# PROMPT:
Set down the full listing exactly, character for character.

# AVAILABLE RECORDS:
-- Start --

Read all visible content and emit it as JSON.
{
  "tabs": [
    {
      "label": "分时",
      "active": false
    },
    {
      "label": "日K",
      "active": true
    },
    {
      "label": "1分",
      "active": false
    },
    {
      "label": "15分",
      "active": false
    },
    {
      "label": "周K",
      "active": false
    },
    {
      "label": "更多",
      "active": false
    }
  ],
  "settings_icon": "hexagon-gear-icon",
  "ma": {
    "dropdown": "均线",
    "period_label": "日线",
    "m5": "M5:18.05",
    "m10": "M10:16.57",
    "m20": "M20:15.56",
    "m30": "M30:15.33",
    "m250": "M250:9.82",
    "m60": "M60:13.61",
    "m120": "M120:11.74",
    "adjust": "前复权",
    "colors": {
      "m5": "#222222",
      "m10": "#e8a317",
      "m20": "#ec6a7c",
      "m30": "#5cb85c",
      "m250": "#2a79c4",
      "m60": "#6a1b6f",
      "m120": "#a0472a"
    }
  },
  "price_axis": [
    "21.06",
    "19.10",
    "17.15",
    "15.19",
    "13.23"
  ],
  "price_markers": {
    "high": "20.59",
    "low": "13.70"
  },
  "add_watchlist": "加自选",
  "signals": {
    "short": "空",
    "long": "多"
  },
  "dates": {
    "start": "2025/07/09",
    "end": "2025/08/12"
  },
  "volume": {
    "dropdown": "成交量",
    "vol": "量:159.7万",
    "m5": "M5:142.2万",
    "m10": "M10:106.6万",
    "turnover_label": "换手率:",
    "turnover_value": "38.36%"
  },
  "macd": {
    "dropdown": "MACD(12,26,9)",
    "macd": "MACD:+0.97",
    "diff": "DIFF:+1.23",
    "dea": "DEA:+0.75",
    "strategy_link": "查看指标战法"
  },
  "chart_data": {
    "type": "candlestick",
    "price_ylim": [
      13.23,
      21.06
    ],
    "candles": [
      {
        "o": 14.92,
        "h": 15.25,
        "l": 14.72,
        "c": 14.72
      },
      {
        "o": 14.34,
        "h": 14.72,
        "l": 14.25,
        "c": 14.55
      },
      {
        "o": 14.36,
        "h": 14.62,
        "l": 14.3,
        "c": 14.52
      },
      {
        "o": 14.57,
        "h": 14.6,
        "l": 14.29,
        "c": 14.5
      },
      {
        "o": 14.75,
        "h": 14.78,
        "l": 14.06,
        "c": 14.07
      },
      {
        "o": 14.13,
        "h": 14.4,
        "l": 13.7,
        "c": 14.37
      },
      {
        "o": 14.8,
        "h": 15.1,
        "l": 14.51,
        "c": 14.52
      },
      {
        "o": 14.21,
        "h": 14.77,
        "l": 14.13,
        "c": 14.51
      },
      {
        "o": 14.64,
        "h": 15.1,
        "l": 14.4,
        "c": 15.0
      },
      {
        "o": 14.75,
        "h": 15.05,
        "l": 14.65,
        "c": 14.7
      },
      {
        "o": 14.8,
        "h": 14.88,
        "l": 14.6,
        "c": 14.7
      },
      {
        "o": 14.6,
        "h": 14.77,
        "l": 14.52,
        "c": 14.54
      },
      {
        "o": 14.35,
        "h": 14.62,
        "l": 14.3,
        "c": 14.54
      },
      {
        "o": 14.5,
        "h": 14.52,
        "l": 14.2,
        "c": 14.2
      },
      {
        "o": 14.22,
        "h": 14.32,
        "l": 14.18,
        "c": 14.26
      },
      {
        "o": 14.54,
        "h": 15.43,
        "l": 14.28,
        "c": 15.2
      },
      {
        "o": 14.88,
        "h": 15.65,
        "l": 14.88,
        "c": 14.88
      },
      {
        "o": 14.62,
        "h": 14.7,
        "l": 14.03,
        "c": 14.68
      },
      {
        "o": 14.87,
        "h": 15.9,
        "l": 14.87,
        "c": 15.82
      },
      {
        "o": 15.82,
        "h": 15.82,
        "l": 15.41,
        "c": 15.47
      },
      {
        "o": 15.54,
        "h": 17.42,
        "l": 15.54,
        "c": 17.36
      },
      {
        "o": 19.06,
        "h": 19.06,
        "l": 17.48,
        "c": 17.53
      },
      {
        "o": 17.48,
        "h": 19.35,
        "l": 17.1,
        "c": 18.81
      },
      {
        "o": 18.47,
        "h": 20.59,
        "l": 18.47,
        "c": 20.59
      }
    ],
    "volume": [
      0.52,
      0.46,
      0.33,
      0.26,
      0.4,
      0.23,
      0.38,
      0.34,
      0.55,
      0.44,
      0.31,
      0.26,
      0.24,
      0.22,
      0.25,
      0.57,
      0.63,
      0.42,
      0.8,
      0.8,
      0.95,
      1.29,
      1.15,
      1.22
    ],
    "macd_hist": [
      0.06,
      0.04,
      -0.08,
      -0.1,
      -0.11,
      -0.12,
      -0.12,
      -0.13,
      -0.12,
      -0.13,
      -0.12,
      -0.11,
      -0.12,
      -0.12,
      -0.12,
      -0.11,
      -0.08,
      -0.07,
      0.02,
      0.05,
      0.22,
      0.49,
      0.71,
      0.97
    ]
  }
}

-- End --

# ANSWER TO THE TASK:
Read all visible content and emit it as JSON.
{
  "tabs": [
    {
      "label": "分时",
      "active": false
    },
    {
      "label": "日K",
      "active": true
    },
    {
      "label": "1分",
      "active": false
    },
    {
      "label": "15分",
      "active": false
    },
    {
      "label": "周K",
      "active": false
    },
    {
      "label": "更多",
      "active": false
    }
  ],
  "settings_icon": "hexagon-gear-icon",
  "ma": {
    "dropdown": "均线",
    "period_label": "日线",
    "m5": "M5:18.05",
    "m10": "M10:16.57",
    "m20": "M20:15.56",
    "m30": "M30:15.33",
    "m250": "M250:9.82",
    "m60": "M60:13.61",
    "m120": "M120:11.74",
    "adjust": "前复权",
    "colors": {
      "m5": "#222222",
      "m10": "#e8a317",
      "m20": "#ec6a7c",
      "m30": "#5cb85c",
      "m250": "#2a79c4",
      "m60": "#6a1b6f",
      "m120": "#a0472a"
    }
  },
  "price_axis": [
    "21.06",
    "19.10",
    "17.15",
    "15.19",
    "13.23"
  ],
  "price_markers": {
    "high": "20.59",
    "low": "13.70"
  },
  "add_watchlist": "加自选",
  "signals": {
    "short": "空",
    "long": "多"
  },
  "dates": {
    "start": "2025/07/09",
    "end": "2025/08/12"
  },
  "volume": {
    "dropdown": "成交量",
    "vol": "量:159.7万",
    "m5": "M5:142.2万",
    "m10": "M10:106.6万",
    "turnover_label": "换手率:",
    "turnover_value": "38.36%"
  },
  "macd": {
    "dropdown": "MACD(12,26,9)",
    "macd": "MACD:+0.97",
    "diff": "DIFF:+1.23",
    "dea": "DEA:+0.75",
    "strategy_link": "查看指标战法"
  },
  "chart_data": {
    "type": "candlestick",
    "price_ylim": [
      13.23,
      21.06
    ],
    "candles": [
      {
        "o": 14.92,
        "h": 15.25,
        "l": 14.72,
        "c": 14.72
      },
      {
        "o": 14.34,
        "h": 14.72,
        "l": 14.25,
        "c": 14.55
      },
      {
        "o": 14.36,
        "h": 14.62,
        "l": 14.3,
        "c": 14.52
      },
      {
        "o": 14.57,
        "h": 14.6,
        "l": 14.29,
        "c": 14.5
      },
      {
        "o": 14.75,
        "h": 14.78,
        "l": 14.06,
        "c": 14.07
      },
      {
        "o": 14.13,
        "h": 14.4,
        "l": 13.7,
        "c": 14.37
      },
      {
        "o": 14.8,
        "h": 15.1,
        "l": 14.51,
        "c": 14.52
      },
      {
        "o": 14.21,
        "h": 14.77,
        "l": 14.13,
        "c": 14.51
      },
      {
        "o": 14.64,
        "h": 15.1,
        "l": 14.4,
        "c": 15.0
      },
      {
        "o": 14.75,
        "h": 15.05,
        "l": 14.65,
        "c": 14.7
      },
      {
        "o": 14.8,
        "h": 14.88,
        "l": 14.6,
        "c": 14.7
      },
      {
        "o": 14.6,
        "h": 14.77,
        "l": 14.52,
        "c": 14.54
      },
      {
        "o": 14.35,
        "h": 14.62,
        "l": 14.3,
        "c": 14.54
      },
      {
        "o": 14.5,
        "h": 14.52,
        "l": 14.2,
        "c": 14.2
      },
      {
        "o": 14.22,
        "h": 14.32,
        "l": 14.18,
        "c": 14.26
      },
      {
        "o": 14.54,
        "h": 15.43,
        "l": 14.28,
        "c": 15.2
      },
      {
        "o": 14.88,
        "h": 15.65,
        "l": 14.88,
        "c": 14.88
      },
      {
        "o": 14.62,
        "h": 14.7,
        "l": 14.03,
        "c": 14.68
      },
      {
        "o": 14.87,
        "h": 15.9,
        "l": 14.87,
        "c": 15.82
      },
      {
        "o": 15.82,
        "h": 15.82,
        "l": 15.41,
        "c": 15.47
      },
      {
        "o": 15.54,
        "h": 17.42,
        "l": 15.54,
        "c": 17.36
      },
      {
        "o": 19.06,
        "h": 19.06,
        "l": 17.48,
        "c": 17.53
      },
      {
        "o": 17.48,
        "h": 19.35,
        "l": 17.1,
        "c": 18.81
      },
      {
        "o": 18.47,
        "h": 20.59,
        "l": 18.47,
        "c": 20.59
      }
    ],
    "volume": [
      0.52,
      0.46,
      0.33,
      0.26,
      0.4,
      0.23,
      0.38,
      0.34,
      0.55,
      0.44,
      0.31,
      0.26,
      0.24,
      0.22,
      0.25,
      0.57,
      0.63,
      0.42,
      0.8,
      0.8,
      0.95,
      1.29,
      1.15,
      1.22
    ],
    "macd_hist": [
      0.06,
      0.04,
      -0.08,
      -0.1,
      -0.11,
      -0.12,
      -0.12,
      -0.13,
      -0.12,
      -0.13,
      -0.12,
      -0.11,
      -0.12,
      -0.12,
      -0.12,
      -0.11,
      -0.08,
      -0.07,
      0.02,
      0.05,
      0.22,
      0.49,
      0.71,
      0.97
    ]
  }
}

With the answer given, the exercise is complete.